Reproduce verbatim the part of the material that opens with the line containing "q5-option-c: C．111 — [494, 977, 548, 993]" and closes with the line containing "q7-item-1: Ⅰ．所有顶点的度之和为偶数 —", including both of those lines.

[Coordinate annotation records]

* BEGIN *

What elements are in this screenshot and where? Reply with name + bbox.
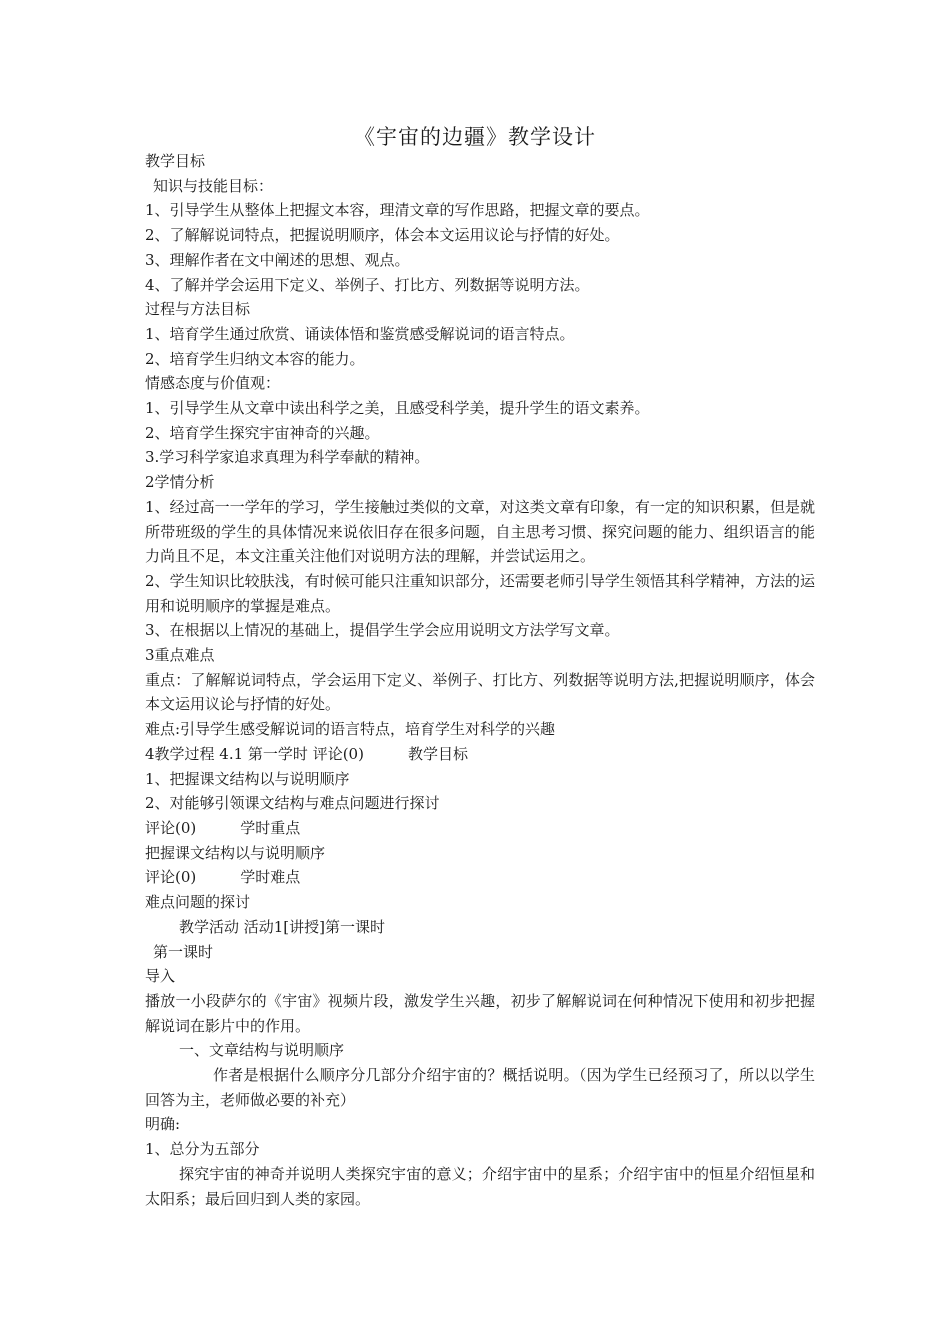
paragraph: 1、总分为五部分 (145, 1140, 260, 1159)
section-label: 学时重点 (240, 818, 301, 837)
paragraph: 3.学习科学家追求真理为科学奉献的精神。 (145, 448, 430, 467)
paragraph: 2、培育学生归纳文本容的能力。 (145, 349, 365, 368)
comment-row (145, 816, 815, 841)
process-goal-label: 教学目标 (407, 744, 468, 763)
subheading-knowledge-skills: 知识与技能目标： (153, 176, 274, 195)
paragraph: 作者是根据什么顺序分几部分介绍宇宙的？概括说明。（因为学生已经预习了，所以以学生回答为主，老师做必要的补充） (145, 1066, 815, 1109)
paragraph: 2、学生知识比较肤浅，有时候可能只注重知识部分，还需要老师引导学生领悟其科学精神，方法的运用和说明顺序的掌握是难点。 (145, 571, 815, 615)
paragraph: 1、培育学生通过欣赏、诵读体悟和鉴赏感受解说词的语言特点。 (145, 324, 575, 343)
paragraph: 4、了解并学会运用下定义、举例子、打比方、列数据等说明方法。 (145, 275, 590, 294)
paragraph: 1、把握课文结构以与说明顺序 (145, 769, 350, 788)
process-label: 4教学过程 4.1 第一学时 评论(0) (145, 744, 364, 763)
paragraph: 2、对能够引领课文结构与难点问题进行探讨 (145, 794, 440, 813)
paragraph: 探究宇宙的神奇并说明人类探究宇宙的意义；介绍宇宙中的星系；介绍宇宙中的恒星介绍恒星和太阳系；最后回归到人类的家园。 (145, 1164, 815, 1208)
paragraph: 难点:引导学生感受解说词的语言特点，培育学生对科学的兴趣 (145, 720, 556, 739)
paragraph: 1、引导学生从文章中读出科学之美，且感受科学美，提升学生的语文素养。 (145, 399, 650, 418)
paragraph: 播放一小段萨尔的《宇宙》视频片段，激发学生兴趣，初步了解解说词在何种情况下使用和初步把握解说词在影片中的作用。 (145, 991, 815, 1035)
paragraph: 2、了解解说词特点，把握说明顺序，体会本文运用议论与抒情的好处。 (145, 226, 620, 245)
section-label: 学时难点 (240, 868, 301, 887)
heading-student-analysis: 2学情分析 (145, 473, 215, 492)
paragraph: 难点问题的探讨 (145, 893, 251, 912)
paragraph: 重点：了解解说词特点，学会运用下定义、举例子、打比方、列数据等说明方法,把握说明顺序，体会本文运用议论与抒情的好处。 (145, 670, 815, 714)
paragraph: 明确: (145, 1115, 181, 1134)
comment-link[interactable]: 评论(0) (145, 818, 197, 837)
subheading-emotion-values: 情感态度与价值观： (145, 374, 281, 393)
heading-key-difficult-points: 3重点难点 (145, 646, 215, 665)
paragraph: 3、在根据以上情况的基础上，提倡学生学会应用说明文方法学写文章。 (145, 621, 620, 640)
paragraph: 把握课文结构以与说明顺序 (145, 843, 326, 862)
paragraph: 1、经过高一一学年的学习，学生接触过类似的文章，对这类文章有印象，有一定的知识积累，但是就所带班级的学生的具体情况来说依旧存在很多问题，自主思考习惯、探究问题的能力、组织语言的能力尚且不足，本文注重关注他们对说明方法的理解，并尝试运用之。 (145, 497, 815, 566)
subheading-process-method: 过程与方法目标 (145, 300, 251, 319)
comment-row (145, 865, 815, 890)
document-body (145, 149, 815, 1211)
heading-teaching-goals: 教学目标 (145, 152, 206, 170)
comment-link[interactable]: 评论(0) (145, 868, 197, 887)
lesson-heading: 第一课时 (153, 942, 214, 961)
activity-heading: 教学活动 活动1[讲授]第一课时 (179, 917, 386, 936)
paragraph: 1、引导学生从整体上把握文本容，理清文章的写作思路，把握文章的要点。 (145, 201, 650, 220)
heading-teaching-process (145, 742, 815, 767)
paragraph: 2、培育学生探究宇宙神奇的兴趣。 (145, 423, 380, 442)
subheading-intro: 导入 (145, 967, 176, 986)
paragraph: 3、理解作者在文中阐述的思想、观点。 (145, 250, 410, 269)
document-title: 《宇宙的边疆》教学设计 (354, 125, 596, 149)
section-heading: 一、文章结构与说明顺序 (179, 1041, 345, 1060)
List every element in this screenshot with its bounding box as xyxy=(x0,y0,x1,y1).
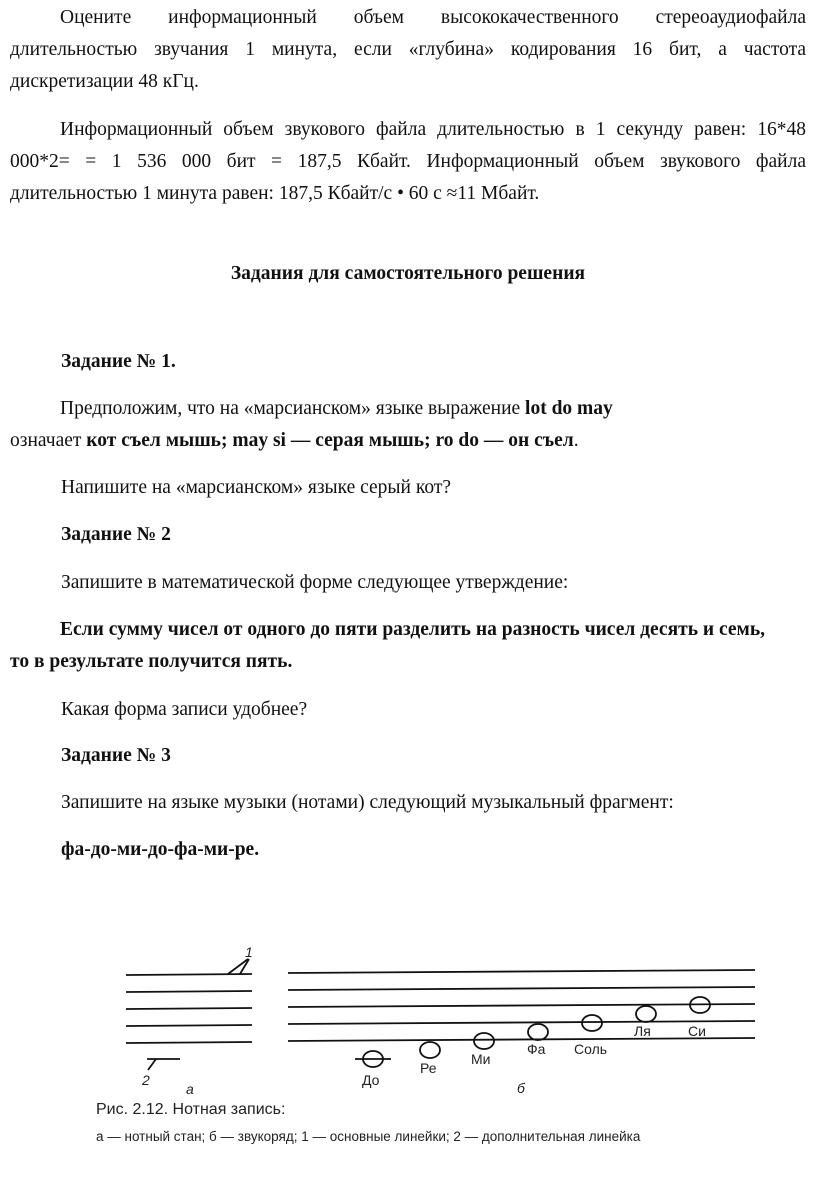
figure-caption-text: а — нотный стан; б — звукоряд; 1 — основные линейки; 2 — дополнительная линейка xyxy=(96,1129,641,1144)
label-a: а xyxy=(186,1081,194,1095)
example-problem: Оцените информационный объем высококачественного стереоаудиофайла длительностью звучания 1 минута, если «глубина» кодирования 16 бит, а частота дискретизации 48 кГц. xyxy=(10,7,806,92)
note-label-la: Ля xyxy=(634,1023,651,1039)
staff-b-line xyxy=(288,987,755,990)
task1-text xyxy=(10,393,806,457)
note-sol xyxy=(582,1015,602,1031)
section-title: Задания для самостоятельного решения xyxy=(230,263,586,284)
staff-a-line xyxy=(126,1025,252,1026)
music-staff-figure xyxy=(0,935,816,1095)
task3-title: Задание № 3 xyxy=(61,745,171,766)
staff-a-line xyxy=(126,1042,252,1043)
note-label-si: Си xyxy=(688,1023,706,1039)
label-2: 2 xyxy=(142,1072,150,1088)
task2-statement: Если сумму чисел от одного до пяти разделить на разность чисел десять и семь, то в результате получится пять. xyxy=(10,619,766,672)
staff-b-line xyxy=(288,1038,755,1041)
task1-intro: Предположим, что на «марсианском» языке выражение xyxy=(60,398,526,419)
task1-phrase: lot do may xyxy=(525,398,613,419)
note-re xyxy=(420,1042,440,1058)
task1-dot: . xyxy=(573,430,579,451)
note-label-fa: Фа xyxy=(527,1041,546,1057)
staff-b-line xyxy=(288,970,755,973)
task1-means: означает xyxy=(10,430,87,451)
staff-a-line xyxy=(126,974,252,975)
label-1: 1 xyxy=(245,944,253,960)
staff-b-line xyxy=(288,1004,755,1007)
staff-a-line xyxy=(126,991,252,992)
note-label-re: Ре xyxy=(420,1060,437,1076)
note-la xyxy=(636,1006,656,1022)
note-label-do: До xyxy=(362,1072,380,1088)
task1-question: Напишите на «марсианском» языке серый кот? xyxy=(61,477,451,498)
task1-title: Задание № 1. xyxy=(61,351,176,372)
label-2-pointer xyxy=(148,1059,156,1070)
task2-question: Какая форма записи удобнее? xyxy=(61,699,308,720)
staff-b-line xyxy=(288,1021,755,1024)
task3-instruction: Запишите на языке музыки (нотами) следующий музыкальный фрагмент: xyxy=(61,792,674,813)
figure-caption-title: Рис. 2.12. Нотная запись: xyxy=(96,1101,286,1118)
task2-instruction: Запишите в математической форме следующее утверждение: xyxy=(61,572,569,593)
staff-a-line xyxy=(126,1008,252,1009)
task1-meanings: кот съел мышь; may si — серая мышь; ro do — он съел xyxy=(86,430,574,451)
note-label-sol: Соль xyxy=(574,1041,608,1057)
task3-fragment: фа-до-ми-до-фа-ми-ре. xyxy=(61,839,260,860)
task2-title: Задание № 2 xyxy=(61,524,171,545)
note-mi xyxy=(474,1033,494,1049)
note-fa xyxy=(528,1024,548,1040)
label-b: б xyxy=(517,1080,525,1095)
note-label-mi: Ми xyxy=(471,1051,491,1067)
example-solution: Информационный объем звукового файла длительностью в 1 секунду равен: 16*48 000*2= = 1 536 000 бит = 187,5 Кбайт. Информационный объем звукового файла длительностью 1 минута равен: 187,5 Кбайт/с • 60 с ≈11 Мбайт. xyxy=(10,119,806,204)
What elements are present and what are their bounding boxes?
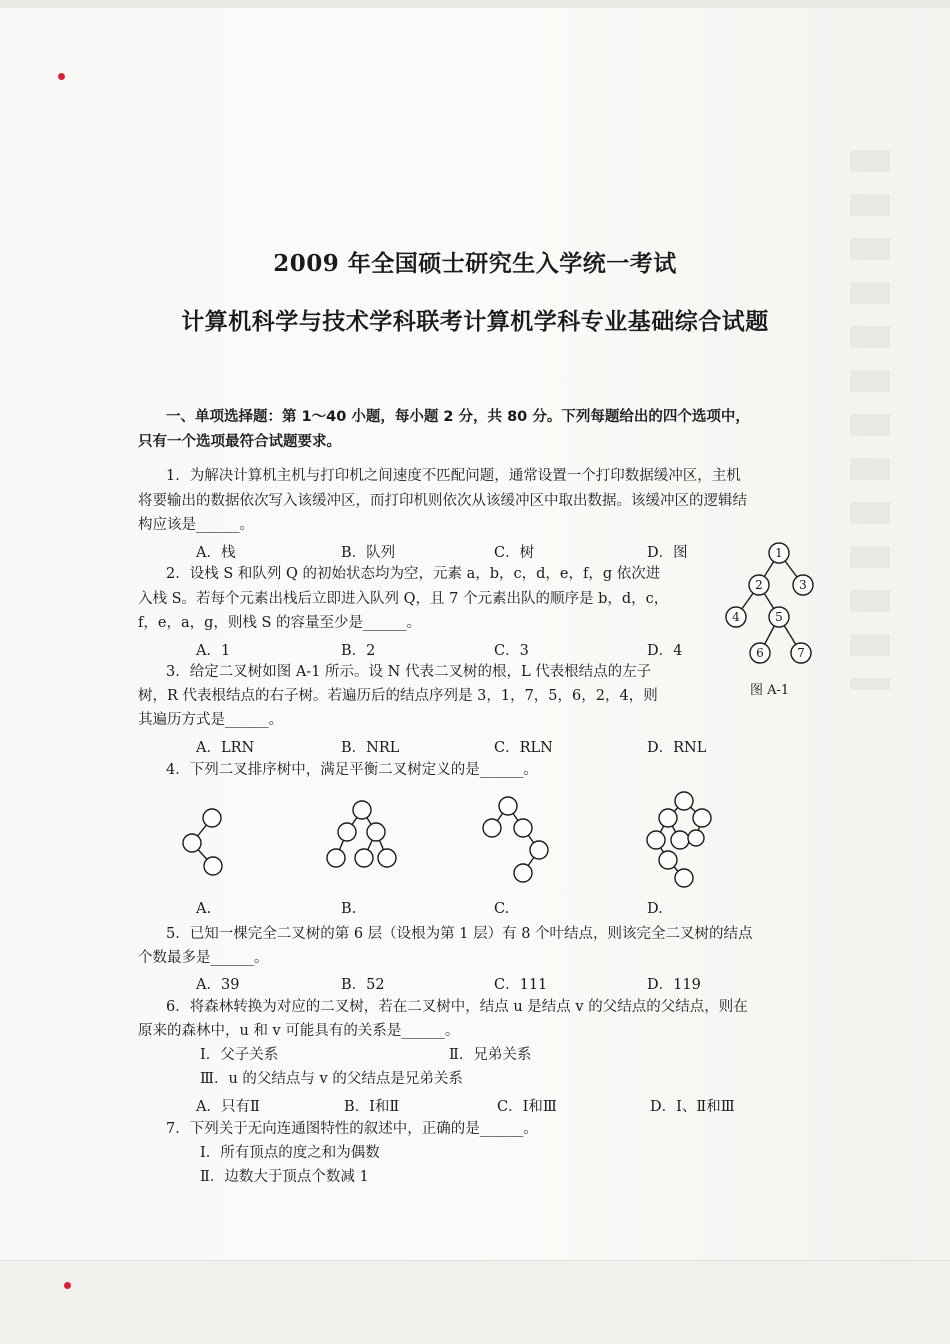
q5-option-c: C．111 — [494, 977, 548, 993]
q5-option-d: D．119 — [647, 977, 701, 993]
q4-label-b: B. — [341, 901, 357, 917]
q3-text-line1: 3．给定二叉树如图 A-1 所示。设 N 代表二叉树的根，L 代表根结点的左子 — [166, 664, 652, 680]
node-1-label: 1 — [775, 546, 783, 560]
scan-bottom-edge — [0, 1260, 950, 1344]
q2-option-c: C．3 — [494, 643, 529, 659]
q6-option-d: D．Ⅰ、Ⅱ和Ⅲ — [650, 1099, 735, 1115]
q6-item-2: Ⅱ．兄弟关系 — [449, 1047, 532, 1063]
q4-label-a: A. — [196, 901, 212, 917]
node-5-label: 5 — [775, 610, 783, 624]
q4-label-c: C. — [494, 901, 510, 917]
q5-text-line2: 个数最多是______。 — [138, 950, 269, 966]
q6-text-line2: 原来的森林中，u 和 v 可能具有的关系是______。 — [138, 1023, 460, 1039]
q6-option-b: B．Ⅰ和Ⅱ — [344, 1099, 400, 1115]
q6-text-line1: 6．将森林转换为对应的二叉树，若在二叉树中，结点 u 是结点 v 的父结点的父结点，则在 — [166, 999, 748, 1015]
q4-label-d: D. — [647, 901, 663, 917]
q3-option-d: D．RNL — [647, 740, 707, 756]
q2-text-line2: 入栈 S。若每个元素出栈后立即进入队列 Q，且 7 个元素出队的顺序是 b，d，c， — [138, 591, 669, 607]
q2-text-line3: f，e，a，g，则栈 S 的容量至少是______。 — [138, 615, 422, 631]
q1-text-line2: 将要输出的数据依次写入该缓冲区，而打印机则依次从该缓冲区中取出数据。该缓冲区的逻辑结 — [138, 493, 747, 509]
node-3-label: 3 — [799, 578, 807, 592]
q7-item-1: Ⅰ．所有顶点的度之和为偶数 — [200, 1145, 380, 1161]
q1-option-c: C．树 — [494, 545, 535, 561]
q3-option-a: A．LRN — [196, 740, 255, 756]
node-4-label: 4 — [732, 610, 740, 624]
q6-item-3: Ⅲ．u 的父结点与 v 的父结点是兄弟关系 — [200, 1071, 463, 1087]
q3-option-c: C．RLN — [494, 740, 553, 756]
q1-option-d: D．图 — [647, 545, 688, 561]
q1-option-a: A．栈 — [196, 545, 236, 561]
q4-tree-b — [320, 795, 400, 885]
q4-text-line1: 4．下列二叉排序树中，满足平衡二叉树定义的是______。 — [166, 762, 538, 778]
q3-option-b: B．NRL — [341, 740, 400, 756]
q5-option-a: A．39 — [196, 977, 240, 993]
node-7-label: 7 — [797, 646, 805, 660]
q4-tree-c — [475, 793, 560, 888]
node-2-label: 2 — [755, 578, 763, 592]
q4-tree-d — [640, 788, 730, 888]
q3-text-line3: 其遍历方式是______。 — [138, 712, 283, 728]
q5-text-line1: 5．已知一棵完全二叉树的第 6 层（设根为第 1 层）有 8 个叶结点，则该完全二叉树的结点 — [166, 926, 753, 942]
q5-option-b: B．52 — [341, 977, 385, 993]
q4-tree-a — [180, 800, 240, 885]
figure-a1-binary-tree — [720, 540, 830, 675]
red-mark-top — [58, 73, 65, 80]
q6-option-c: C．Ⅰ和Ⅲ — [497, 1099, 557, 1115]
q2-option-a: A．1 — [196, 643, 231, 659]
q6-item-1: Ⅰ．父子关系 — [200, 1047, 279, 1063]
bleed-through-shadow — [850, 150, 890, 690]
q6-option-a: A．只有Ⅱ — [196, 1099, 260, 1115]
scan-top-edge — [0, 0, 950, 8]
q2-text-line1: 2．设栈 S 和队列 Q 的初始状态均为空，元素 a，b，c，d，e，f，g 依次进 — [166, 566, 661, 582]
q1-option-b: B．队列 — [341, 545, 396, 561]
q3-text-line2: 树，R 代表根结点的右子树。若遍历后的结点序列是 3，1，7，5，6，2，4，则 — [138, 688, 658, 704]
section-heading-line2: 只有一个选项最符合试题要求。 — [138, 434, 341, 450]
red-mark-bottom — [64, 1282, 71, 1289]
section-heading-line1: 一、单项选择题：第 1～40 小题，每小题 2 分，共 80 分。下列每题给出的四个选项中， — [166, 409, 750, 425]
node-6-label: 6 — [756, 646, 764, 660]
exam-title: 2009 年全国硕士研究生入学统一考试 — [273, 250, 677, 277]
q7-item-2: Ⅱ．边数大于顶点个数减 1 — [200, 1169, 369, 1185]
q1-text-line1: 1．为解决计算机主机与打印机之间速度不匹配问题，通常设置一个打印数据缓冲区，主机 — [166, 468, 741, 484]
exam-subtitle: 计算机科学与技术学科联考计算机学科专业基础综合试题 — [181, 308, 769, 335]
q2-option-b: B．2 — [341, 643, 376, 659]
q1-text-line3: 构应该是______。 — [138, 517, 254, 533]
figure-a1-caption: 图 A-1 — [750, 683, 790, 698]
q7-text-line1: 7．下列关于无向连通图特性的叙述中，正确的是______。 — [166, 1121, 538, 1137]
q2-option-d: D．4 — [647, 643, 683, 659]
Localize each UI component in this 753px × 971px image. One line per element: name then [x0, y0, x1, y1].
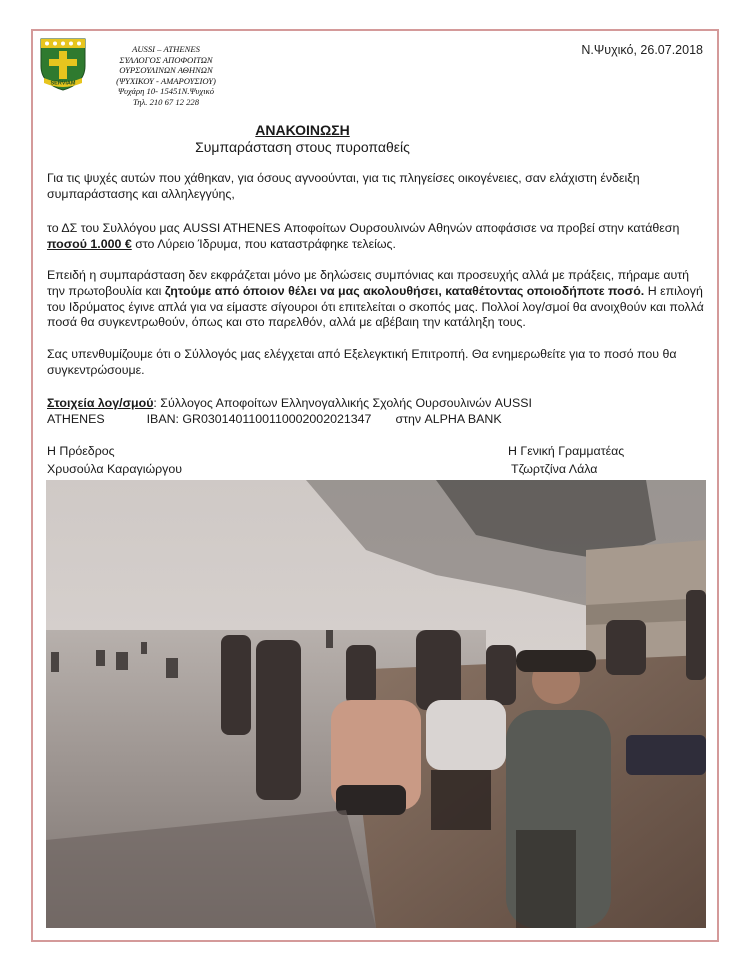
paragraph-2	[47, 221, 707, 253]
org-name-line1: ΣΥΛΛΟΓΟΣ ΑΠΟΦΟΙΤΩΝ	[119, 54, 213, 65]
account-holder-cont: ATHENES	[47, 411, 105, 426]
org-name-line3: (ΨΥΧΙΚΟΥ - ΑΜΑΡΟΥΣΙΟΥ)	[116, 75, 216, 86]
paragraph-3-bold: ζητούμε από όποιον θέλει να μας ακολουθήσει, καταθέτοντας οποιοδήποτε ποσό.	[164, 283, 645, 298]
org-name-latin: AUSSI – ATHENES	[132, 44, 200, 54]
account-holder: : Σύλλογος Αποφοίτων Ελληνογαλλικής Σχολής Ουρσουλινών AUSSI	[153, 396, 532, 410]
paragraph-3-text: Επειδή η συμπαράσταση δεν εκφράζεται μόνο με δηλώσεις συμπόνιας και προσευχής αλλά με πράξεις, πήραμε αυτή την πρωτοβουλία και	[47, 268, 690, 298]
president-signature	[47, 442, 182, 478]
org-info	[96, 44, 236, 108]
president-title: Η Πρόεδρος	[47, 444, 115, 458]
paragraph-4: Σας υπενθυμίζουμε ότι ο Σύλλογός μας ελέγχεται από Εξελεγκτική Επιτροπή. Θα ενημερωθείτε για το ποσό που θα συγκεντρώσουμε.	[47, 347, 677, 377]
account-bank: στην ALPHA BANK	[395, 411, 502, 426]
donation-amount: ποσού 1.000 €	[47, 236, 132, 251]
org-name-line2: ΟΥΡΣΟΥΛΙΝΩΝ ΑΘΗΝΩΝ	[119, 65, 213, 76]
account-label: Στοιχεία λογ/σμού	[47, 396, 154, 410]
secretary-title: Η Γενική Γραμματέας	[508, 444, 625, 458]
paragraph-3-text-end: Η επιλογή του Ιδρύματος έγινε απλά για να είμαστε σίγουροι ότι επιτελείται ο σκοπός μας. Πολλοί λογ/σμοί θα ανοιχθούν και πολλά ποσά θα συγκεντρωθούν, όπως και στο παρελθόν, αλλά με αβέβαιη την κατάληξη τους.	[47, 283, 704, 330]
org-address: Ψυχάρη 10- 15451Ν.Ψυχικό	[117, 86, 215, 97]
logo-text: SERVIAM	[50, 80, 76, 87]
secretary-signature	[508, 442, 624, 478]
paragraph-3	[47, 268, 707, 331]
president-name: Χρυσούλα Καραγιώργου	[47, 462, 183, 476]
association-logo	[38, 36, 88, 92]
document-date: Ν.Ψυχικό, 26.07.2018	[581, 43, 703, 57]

* END *

→ **IN RESPONSE**:
q5-option-c: C．111 — [494, 977, 548, 993]
q5-option-d: D．119 — [647, 977, 701, 993]
q4-label-b: B. — [341, 901, 357, 917]
q3-text-line1: 3．给定二叉树如图 A-1 所示。设 N 代表二叉树的根，L 代表根结点的左子 — [166, 664, 652, 680]
node-1-label: 1 — [775, 546, 783, 560]
scan-bottom-edge — [0, 1260, 950, 1344]
q2-option-c: C．3 — [494, 643, 529, 659]
q6-option-d: D．Ⅰ、Ⅱ和Ⅲ — [650, 1099, 735, 1115]
q6-item-2: Ⅱ．兄弟关系 — [449, 1047, 532, 1063]
q4-label-a: A. — [196, 901, 212, 917]
node-5-label: 5 — [775, 610, 783, 624]
q4-label-c: C. — [494, 901, 510, 917]
q5-text-line2: 个数最多是______。 — [138, 950, 269, 966]
q6-text-line2: 原来的森林中，u 和 v 可能具有的关系是______。 — [138, 1023, 460, 1039]
q6-option-b: B．Ⅰ和Ⅱ — [344, 1099, 400, 1115]
q6-text-line1: 6．将森林转换为对应的二叉树，若在二叉树中，结点 u 是结点 v 的父结点的父结点，则在 — [166, 999, 748, 1015]
q4-label-d: D. — [647, 901, 663, 917]
q3-option-d: D．RNL — [647, 740, 707, 756]
q2-text-line2: 入栈 S。若每个元素出栈后立即进入队列 Q，且 7 个元素出队的顺序是 b，d，c， — [138, 591, 669, 607]
q2-text-line3: f，e，a，g，则栈 S 的容量至少是______。 — [138, 615, 422, 631]
q1-text-line2: 将要输出的数据依次写入该缓冲区，而打印机则依次从该缓冲区中取出数据。该缓冲区的逻辑结 — [138, 493, 747, 509]
node-3-label: 3 — [799, 578, 807, 592]
q7-item-1: Ⅰ．所有顶点的度之和为偶数 — [200, 1145, 380, 1161]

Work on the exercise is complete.